## EXERCISE OBJECTIVE
Below are some records; reproduce every one of them exactly.

## PROVIDED MATERIAL

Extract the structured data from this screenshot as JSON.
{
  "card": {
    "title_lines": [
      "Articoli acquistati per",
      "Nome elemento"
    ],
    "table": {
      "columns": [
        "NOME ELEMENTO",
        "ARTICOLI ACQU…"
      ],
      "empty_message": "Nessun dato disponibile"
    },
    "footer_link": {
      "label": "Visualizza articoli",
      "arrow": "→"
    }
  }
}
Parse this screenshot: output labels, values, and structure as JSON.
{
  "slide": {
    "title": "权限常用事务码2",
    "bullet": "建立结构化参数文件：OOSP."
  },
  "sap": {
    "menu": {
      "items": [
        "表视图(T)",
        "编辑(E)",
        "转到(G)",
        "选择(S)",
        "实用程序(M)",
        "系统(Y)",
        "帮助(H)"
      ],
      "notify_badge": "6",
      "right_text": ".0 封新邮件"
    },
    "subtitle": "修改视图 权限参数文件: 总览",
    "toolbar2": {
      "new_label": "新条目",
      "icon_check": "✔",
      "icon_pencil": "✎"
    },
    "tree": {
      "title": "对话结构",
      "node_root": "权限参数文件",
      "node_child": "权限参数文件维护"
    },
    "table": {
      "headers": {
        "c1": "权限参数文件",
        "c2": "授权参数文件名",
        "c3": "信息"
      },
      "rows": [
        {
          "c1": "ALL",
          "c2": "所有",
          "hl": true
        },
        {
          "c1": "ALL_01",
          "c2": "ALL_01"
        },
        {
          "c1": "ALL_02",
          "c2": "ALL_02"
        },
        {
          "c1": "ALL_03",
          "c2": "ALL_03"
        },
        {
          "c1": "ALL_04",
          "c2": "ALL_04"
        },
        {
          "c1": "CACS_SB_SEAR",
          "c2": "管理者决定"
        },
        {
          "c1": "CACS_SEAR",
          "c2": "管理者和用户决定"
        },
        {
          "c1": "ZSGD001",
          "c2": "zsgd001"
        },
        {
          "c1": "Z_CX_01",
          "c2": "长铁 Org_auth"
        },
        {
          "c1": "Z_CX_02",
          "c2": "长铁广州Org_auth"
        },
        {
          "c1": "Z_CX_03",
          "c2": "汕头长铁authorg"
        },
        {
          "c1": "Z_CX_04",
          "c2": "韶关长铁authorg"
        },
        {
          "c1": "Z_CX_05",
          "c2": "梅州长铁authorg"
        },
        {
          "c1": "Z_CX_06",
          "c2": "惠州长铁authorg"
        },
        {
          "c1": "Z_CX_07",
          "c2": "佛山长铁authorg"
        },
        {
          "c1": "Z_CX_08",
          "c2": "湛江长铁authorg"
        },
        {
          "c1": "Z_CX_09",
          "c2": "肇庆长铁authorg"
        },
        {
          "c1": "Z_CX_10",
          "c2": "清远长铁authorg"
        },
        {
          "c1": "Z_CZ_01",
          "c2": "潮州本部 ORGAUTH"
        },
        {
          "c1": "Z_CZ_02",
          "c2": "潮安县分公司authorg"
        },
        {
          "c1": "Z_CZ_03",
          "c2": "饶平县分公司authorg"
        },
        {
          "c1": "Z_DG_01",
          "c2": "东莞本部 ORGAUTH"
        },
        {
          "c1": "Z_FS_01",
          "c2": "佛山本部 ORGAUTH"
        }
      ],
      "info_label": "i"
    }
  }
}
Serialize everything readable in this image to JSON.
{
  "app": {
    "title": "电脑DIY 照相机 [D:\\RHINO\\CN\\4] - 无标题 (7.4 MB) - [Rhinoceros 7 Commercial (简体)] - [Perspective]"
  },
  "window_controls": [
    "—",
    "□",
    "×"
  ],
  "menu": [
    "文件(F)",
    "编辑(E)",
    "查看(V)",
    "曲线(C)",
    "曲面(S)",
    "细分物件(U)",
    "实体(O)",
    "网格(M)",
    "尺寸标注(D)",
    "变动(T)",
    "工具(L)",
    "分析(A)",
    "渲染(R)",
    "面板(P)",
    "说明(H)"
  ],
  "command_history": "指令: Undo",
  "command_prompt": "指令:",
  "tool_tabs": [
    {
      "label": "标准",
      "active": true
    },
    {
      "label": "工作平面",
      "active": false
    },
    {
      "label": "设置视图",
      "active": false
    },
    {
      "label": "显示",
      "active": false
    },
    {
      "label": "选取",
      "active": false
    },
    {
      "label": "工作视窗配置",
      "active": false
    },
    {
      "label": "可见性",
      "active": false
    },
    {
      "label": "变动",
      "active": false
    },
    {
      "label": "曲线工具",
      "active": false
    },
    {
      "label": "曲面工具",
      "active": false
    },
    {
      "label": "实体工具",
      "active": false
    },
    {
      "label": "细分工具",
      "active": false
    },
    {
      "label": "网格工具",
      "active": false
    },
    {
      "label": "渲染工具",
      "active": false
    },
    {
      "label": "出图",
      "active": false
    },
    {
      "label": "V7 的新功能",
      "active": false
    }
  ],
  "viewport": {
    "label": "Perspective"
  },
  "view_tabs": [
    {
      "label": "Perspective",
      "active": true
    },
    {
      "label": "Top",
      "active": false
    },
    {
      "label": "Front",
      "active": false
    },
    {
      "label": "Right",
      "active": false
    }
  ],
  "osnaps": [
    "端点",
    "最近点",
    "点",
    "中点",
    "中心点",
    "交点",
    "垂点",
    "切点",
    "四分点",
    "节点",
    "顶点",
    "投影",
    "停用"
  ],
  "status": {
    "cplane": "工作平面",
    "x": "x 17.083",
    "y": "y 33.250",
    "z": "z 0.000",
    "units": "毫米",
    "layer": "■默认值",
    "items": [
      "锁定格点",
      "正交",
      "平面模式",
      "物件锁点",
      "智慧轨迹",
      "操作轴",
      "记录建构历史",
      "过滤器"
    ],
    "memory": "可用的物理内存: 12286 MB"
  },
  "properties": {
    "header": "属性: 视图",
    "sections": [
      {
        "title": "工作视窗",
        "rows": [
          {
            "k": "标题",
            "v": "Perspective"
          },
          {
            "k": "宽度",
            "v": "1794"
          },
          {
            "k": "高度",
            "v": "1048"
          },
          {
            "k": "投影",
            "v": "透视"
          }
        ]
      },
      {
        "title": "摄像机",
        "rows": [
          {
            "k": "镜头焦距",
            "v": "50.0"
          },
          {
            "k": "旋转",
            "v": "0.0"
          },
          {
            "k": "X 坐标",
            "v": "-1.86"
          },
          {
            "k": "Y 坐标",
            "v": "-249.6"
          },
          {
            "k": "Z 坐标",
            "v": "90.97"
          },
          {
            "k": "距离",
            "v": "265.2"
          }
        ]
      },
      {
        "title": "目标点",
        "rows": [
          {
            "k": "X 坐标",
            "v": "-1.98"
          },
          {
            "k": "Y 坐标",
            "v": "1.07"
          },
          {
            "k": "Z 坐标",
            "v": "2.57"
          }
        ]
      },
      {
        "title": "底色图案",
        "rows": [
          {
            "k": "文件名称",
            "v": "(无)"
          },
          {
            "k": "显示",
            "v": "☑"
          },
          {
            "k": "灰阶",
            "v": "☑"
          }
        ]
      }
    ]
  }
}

## SOLUTION FOR THIS TASK
Extract the structured data from this screenshot as JSON.
{
  "card": {
    "title_lines": [
      "Articoli acquistati per",
      "Nome elemento"
    ],
    "table": {
      "columns": [
        "NOME ELEMENTO",
        "ARTICOLI ACQU…"
      ],
      "empty_message": "Nessun dato disponibile"
    },
    "footer_link": {
      "label": "Visualizza articoli",
      "arrow": "→"
    }
  }
}
Parse this screenshot: output labels, values, and structure as JSON.
{
  "slide": {
    "title": "权限常用事务码2",
    "bullet": "建立结构化参数文件：OOSP."
  },
  "sap": {
    "menu": {
      "items": [
        "表视图(T)",
        "编辑(E)",
        "转到(G)",
        "选择(S)",
        "实用程序(M)",
        "系统(Y)",
        "帮助(H)"
      ],
      "notify_badge": "6",
      "right_text": ".0 封新邮件"
    },
    "subtitle": "修改视图 权限参数文件: 总览",
    "toolbar2": {
      "new_label": "新条目",
      "icon_check": "✔",
      "icon_pencil": "✎"
    },
    "tree": {
      "title": "对话结构",
      "node_root": "权限参数文件",
      "node_child": "权限参数文件维护"
    },
    "table": {
      "headers": {
        "c1": "权限参数文件",
        "c2": "授权参数文件名",
        "c3": "信息"
      },
      "rows": [
        {
          "c1": "ALL",
          "c2": "所有",
          "hl": true
        },
        {
          "c1": "ALL_01",
          "c2": "ALL_01"
        },
        {
          "c1": "ALL_02",
          "c2": "ALL_02"
        },
        {
          "c1": "ALL_03",
          "c2": "ALL_03"
        },
        {
          "c1": "ALL_04",
          "c2": "ALL_04"
        },
        {
          "c1": "CACS_SB_SEAR",
          "c2": "管理者决定"
        },
        {
          "c1": "CACS_SEAR",
          "c2": "管理者和用户决定"
        },
        {
          "c1": "ZSGD001",
          "c2": "zsgd001"
        },
        {
          "c1": "Z_CX_01",
          "c2": "长铁 Org_auth"
        },
        {
          "c1": "Z_CX_02",
          "c2": "长铁广州Org_auth"
        },
        {
          "c1": "Z_CX_03",
          "c2": "汕头长铁authorg"
        },
        {
          "c1": "Z_CX_04",
          "c2": "韶关长铁authorg"
        },
        {
          "c1": "Z_CX_05",
          "c2": "梅州长铁authorg"
        },
        {
          "c1": "Z_CX_06",
          "c2": "惠州长铁authorg"
        },
        {
          "c1": "Z_CX_07",
          "c2": "佛山长铁authorg"
        },
        {
          "c1": "Z_CX_08",
          "c2": "湛江长铁authorg"
        },
        {
          "c1": "Z_CX_09",
          "c2": "肇庆长铁authorg"
        },
        {
          "c1": "Z_CX_10",
          "c2": "清远长铁authorg"
        },
        {
          "c1": "Z_CZ_01",
          "c2": "潮州本部 ORGAUTH"
        },
        {
          "c1": "Z_CZ_02",
          "c2": "潮安县分公司authorg"
        },
        {
          "c1": "Z_CZ_03",
          "c2": "饶平县分公司authorg"
        },
        {
          "c1": "Z_DG_01",
          "c2": "东莞本部 ORGAUTH"
        },
        {
          "c1": "Z_FS_01",
          "c2": "佛山本部 ORGAUTH"
        }
      ],
      "info_label": "i"
    }
  }
}
Serialize everything readable in this image to JSON.
{
  "app": {
    "title": "电脑DIY 照相机 [D:\\RHINO\\CN\\4] - 无标题 (7.4 MB) - [Rhinoceros 7 Commercial (简体)] - [Perspective]"
  },
  "window_controls": [
    "—",
    "□",
    "×"
  ],
  "menu": [
    "文件(F)",
    "编辑(E)",
    "查看(V)",
    "曲线(C)",
    "曲面(S)",
    "细分物件(U)",
    "实体(O)",
    "网格(M)",
    "尺寸标注(D)",
    "变动(T)",
    "工具(L)",
    "分析(A)",
    "渲染(R)",
    "面板(P)",
    "说明(H)"
  ],
  "command_history": "指令: Undo",
  "command_prompt": "指令:",
  "tool_tabs": [
    {
      "label": "标准",
      "active": true
    },
    {
      "label": "工作平面",
      "active": false
    },
    {
      "label": "设置视图",
      "active": false
    },
    {
      "label": "显示",
      "active": false
    },
    {
      "label": "选取",
      "active": false
    },
    {
      "label": "工作视窗配置",
      "active": false
    },
    {
      "label": "可见性",
      "active": false
    },
    {
      "label": "变动",
      "active": false
    },
    {
      "label": "曲线工具",
      "active": false
    },
    {
      "label": "曲面工具",
      "active": false
    },
    {
      "label": "实体工具",
      "active": false
    },
    {
      "label": "细分工具",
      "active": false
    },
    {
      "label": "网格工具",
      "active": false
    },
    {
      "label": "渲染工具",
      "active": false
    },
    {
      "label": "出图",
      "active": false
    },
    {
      "label": "V7 的新功能",
      "active": false
    }
  ],
  "viewport": {
    "label": "Perspective"
  },
  "view_tabs": [
    {
      "label": "Perspective",
      "active": true
    },
    {
      "label": "Top",
      "active": false
    },
    {
      "label": "Front",
      "active": false
    },
    {
      "label": "Right",
      "active": false
    }
  ],
  "osnaps": [
    "端点",
    "最近点",
    "点",
    "中点",
    "中心点",
    "交点",
    "垂点",
    "切点",
    "四分点",
    "节点",
    "顶点",
    "投影",
    "停用"
  ],
  "status": {
    "cplane": "工作平面",
    "x": "x 17.083",
    "y": "y 33.250",
    "z": "z 0.000",
    "units": "毫米",
    "layer": "■默认值",
    "items": [
      "锁定格点",
      "正交",
      "平面模式",
      "物件锁点",
      "智慧轨迹",
      "操作轴",
      "记录建构历史",
      "过滤器"
    ],
    "memory": "可用的物理内存: 12286 MB"
  },
  "properties": {
    "header": "属性: 视图",
    "sections": [
      {
        "title": "工作视窗",
        "rows": [
          {
            "k": "标题",
            "v": "Perspective"
          },
          {
            "k": "宽度",
            "v": "1794"
          },
          {
            "k": "高度",
            "v": "1048"
          },
          {
            "k": "投影",
            "v": "透视"
          }
        ]
      },
      {
        "title": "摄像机",
        "rows": [
          {
            "k": "镜头焦距",
            "v": "50.0"
          },
          {
            "k": "旋转",
            "v": "0.0"
          },
          {
            "k": "X 坐标",
            "v": "-1.86"
          },
          {
            "k": "Y 坐标",
            "v": "-249.6"
          },
          {
            "k": "Z 坐标",
            "v": "90.97"
          },
          {
            "k": "距离",
            "v": "265.2"
          }
        ]
      },
      {
        "title": "目标点",
        "rows": [
          {
            "k": "X 坐标",
            "v": "-1.98"
          },
          {
            "k": "Y 坐标",
            "v": "1.07"
          },
          {
            "k": "Z 坐标",
            "v": "2.57"
          }
        ]
      },
      {
        "title": "底色图案",
        "rows": [
          {
            "k": "文件名称",
            "v": "(无)"
          },
          {
            "k": "显示",
            "v": "☑"
          },
          {
            "k": "灰阶",
            "v": "☑"
          }
        ]
      }
    ]
  }
}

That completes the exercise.